> _Stated task_
Output all lines exactly.

──────── Records for the task

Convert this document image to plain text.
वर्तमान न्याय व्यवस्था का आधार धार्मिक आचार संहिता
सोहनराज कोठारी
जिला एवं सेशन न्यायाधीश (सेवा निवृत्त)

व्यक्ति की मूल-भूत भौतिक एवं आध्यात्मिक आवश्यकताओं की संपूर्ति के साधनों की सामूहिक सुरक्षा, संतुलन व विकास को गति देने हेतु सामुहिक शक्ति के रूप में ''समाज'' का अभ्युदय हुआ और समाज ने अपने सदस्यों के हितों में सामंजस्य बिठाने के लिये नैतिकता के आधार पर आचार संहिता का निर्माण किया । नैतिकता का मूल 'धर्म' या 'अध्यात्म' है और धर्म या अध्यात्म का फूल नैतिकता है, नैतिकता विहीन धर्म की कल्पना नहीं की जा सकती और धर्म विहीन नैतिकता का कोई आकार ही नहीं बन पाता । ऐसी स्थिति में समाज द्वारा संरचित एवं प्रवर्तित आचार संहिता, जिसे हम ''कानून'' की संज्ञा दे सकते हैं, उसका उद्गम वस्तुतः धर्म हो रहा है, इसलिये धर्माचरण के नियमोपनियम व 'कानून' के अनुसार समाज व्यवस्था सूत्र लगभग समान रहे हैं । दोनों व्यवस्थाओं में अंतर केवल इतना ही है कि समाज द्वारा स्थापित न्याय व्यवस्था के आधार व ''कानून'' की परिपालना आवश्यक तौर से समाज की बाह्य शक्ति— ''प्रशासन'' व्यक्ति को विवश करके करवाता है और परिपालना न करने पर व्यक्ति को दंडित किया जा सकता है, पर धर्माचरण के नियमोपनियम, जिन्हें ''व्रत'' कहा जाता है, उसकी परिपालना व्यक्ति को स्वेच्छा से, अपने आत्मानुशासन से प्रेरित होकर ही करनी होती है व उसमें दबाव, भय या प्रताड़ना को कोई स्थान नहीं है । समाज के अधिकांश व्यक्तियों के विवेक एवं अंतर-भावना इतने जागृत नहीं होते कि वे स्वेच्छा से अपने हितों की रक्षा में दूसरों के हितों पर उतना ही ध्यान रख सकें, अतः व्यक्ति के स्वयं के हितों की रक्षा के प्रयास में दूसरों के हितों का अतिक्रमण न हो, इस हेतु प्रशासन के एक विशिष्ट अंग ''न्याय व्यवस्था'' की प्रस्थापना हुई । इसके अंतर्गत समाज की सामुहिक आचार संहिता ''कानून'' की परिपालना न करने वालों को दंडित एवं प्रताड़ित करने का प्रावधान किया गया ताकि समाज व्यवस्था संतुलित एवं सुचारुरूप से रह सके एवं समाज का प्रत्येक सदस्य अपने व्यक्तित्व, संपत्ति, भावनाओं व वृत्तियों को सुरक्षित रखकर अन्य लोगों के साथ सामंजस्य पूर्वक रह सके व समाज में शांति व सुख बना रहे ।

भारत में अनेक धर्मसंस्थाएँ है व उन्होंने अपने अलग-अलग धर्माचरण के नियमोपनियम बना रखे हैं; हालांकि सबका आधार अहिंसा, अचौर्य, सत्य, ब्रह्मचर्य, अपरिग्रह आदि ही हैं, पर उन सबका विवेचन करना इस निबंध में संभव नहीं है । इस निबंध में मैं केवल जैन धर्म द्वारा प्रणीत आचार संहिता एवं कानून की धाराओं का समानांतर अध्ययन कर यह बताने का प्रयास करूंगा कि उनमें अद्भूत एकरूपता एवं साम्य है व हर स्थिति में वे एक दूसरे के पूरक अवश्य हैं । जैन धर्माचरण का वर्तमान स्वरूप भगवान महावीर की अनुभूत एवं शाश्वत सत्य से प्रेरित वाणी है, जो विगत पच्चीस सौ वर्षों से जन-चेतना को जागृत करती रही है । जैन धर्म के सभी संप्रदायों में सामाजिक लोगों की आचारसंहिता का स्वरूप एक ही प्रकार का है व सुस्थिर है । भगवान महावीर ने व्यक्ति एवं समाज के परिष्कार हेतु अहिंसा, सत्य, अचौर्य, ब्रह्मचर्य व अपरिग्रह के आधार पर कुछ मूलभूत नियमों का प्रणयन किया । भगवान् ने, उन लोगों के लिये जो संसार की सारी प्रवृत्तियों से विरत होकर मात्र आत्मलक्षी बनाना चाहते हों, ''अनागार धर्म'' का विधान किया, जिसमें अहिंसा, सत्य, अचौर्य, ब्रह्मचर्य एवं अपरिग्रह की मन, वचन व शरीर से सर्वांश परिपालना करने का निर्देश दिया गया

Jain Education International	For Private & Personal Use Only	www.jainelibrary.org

────────────────

> _Problem solution_
Convert this document image to plain text.
वर्तमान न्याय व्यवस्था का आधार धार्मिक आचार संहिता
सोहनराज कोठारी
जिला एवं सेशन न्यायाधीश (सेवा निवृत्त)

व्यक्ति की मूल-भूत भौतिक एवं आध्यात्मिक आवश्यकताओं की संपूर्ति के साधनों की सामूहिक सुरक्षा, संतुलन व विकास को गति देने हेतु सामुहिक शक्ति के रूप में ''समाज'' का अभ्युदय हुआ और समाज ने अपने सदस्यों के हितों में सामंजस्य बिठाने के लिये नैतिकता के आधार पर आचार संहिता का निर्माण किया । नैतिकता का मूल 'धर्म' या 'अध्यात्म' है और धर्म या अध्यात्म का फूल नैतिकता है, नैतिकता विहीन धर्म की कल्पना नहीं की जा सकती और धर्म विहीन नैतिकता का कोई आकार ही नहीं बन पाता । ऐसी स्थिति में समाज द्वारा संरचित एवं प्रवर्तित आचार संहिता, जिसे हम ''कानून'' की संज्ञा दे सकते हैं, उसका उद्गम वस्तुतः धर्म हो रहा है, इसलिये धर्माचरण के नियमोपनियम व 'कानून' के अनुसार समाज व्यवस्था सूत्र लगभग समान रहे हैं । दोनों व्यवस्थाओं में अंतर केवल इतना ही है कि समाज द्वारा स्थापित न्याय व्यवस्था के आधार व ''कानून'' की परिपालना आवश्यक तौर से समाज की बाह्य शक्ति— ''प्रशासन'' व्यक्ति को विवश करके करवाता है और परिपालना न करने पर व्यक्ति को दंडित किया जा सकता है, पर धर्माचरण के नियमोपनियम, जिन्हें ''व्रत'' कहा जाता है, उसकी परिपालना व्यक्ति को स्वेच्छा से, अपने आत्मानुशासन से प्रेरित होकर ही करनी होती है व उसमें दबाव, भय या प्रताड़ना को कोई स्थान नहीं है । समाज के अधिकांश व्यक्तियों के विवेक एवं अंतर-भावना इतने जागृत नहीं होते कि वे स्वेच्छा से अपने हितों की रक्षा में दूसरों के हितों पर उतना ही ध्यान रख सकें, अतः व्यक्ति के स्वयं के हितों की रक्षा के प्रयास में दूसरों के हितों का अतिक्रमण न हो, इस हेतु प्रशासन के एक विशिष्ट अंग ''न्याय व्यवस्था'' की प्रस्थापना हुई । इसके अंतर्गत समाज की सामुहिक आचार संहिता ''कानून'' की परिपालना न करने वालों को दंडित एवं प्रताड़ित करने का प्रावधान किया गया ताकि समाज व्यवस्था संतुलित एवं सुचारुरूप से रह सके एवं समाज का प्रत्येक सदस्य अपने व्यक्तित्व, संपत्ति, भावनाओं व वृत्तियों को सुरक्षित रखकर अन्य लोगों के साथ सामंजस्य पूर्वक रह सके व समाज में शांति व सुख बना रहे ।

भारत में अनेक धर्मसंस्थाएँ है व उन्होंने अपने अलग-अलग धर्माचरण के नियमोपनियम बना रखे हैं; हालांकि सबका आधार अहिंसा, अचौर्य, सत्य, ब्रह्मचर्य, अपरिग्रह आदि ही हैं, पर उन सबका विवेचन करना इस निबंध में संभव नहीं है । इस निबंध में मैं केवल जैन धर्म द्वारा प्रणीत आचार संहिता एवं कानून की धाराओं का समानांतर अध्ययन कर यह बताने का प्रयास करूंगा कि उनमें अद्भूत एकरूपता एवं साम्य है व हर स्थिति में वे एक दूसरे के पूरक अवश्य हैं । जैन धर्माचरण का वर्तमान स्वरूप भगवान महावीर की अनुभूत एवं शाश्वत सत्य से प्रेरित वाणी है, जो विगत पच्चीस सौ वर्षों से जन-चेतना को जागृत करती रही है । जैन धर्म के सभी संप्रदायों में सामाजिक लोगों की आचारसंहिता का स्वरूप एक ही प्रकार का है व सुस्थिर है । भगवान महावीर ने व्यक्ति एवं समाज के परिष्कार हेतु अहिंसा, सत्य, अचौर्य, ब्रह्मचर्य व अपरिग्रह के आधार पर कुछ मूलभूत नियमों का प्रणयन किया । भगवान् ने, उन लोगों के लिये जो संसार की सारी प्रवृत्तियों से विरत होकर मात्र आत्मलक्षी बनाना चाहते हों, ''अनागार धर्म'' का विधान किया, जिसमें अहिंसा, सत्य, अचौर्य, ब्रह्मचर्य एवं अपरिग्रह की मन, वचन व शरीर से सर्वांश परिपालना करने का निर्देश दिया गया

Jain Education International	For Private & Personal Use Only	www.jainelibrary.org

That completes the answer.